| What is expected |
Filter the listing and keep only the lines with the word "this".
────────────────
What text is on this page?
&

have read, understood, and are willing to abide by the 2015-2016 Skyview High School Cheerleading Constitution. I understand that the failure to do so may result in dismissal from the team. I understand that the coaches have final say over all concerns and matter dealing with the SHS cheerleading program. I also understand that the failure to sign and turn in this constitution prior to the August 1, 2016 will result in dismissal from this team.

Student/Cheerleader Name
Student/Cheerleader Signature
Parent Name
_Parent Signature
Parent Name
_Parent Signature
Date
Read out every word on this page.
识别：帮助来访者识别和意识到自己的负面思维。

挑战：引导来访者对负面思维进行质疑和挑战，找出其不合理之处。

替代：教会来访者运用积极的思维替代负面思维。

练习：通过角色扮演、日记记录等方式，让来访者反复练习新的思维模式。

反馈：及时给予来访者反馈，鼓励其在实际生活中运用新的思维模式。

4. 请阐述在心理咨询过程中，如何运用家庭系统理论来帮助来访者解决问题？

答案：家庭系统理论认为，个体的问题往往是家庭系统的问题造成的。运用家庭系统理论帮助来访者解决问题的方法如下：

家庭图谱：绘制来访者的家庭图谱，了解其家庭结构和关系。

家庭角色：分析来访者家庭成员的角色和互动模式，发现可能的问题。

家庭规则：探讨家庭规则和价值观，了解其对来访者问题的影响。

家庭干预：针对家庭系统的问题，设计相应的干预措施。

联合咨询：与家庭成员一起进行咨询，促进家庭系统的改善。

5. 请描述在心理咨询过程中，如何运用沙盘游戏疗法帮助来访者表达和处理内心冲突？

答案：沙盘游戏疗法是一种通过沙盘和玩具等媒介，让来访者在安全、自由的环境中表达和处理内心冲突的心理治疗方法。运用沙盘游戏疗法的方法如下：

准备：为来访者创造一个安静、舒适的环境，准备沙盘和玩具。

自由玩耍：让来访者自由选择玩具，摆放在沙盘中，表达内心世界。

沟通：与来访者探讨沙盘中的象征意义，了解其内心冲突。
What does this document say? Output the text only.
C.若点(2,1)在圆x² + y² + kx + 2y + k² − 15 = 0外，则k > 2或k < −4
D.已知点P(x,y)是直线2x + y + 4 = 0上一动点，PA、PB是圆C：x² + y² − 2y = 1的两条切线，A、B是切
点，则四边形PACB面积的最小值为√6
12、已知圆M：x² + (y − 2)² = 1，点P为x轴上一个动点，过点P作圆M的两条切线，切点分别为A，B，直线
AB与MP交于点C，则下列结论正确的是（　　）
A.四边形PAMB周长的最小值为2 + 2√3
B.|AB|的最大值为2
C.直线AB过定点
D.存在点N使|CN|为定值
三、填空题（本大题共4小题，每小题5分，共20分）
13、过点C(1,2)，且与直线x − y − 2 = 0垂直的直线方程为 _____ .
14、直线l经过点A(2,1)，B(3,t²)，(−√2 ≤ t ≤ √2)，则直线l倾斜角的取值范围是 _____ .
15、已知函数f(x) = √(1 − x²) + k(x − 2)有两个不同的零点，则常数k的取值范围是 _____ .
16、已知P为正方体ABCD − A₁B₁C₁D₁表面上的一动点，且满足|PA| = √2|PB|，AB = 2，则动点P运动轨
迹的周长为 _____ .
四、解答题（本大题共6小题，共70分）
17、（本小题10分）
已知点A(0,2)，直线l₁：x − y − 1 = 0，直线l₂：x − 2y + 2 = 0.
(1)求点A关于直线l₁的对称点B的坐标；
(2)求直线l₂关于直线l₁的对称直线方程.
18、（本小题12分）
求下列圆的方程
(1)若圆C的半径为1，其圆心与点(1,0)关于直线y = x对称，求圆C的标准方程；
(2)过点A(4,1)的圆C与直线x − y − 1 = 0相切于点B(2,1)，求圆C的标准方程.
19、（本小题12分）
────────────────
| Task solution |
What text is on this page?
have read, understood, and are willing to abide by the 2015-2016 Skyview High School Cheerleading Constitution. I understand that the failure to do so may result in dismissal from the team. I understand that the coaches have final say over all concerns and matter dealing with the SHS cheerleading program. I also understand that the failure to sign and turn in this constitution prior to the August 1, 2016 will result in dismissal from this team.
Read out every word on this page.
What does this document say? Output the text only.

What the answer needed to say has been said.